▶ Extracted records:
━━━━━━
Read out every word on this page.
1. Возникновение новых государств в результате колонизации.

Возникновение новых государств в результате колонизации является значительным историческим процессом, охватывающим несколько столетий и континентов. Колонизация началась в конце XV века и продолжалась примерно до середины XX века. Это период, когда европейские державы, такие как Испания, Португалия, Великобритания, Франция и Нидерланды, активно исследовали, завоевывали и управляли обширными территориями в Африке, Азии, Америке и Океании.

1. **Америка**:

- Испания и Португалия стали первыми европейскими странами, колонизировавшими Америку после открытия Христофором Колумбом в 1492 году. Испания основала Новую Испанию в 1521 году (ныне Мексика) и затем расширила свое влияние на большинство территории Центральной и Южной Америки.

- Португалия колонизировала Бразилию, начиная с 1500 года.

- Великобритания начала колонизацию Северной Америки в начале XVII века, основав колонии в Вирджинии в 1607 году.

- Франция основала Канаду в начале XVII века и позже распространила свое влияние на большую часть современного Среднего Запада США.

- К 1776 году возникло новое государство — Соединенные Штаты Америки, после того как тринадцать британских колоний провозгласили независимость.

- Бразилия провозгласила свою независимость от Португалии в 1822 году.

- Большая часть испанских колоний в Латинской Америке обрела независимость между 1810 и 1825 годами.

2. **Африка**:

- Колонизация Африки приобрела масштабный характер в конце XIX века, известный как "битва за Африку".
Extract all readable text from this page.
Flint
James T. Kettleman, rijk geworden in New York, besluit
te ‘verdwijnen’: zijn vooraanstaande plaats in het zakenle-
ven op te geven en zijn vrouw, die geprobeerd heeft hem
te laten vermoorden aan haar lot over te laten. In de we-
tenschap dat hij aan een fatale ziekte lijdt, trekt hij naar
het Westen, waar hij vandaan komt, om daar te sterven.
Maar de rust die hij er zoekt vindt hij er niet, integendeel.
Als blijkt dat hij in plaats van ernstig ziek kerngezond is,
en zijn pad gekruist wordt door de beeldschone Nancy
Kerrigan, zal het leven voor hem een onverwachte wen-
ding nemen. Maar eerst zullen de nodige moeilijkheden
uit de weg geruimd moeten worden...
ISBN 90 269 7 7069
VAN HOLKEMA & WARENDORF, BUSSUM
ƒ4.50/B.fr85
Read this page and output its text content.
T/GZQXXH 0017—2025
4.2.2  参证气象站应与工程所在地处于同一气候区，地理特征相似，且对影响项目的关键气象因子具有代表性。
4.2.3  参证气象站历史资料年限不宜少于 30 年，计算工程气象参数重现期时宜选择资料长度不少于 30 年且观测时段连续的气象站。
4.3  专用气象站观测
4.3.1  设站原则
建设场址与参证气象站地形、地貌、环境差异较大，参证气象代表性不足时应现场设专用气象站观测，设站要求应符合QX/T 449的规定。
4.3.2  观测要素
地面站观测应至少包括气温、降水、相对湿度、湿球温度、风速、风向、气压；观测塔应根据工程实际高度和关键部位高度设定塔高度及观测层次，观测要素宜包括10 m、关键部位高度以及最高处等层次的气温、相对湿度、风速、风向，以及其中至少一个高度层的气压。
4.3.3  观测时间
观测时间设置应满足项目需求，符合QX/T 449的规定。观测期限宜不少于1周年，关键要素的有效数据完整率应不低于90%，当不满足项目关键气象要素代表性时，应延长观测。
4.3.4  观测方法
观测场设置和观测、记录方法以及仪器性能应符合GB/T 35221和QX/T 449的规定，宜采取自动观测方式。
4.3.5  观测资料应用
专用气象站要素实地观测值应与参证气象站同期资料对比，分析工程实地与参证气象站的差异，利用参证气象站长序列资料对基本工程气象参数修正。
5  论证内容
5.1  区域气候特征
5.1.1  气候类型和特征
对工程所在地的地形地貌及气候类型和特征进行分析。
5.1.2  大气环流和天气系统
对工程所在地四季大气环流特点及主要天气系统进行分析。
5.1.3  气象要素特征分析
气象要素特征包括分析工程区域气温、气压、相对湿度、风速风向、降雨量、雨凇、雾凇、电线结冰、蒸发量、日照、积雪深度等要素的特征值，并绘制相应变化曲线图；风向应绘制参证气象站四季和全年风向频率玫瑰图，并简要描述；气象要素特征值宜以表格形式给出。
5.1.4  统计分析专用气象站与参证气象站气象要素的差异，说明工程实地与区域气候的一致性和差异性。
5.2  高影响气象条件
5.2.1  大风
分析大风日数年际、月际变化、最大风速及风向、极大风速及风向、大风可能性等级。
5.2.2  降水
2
━━━━━━
▶ YOUR TASK: What is the number of lines in the data that hold the word "XVII"? Reply with that number and nothing else.

▶ RESULT: 2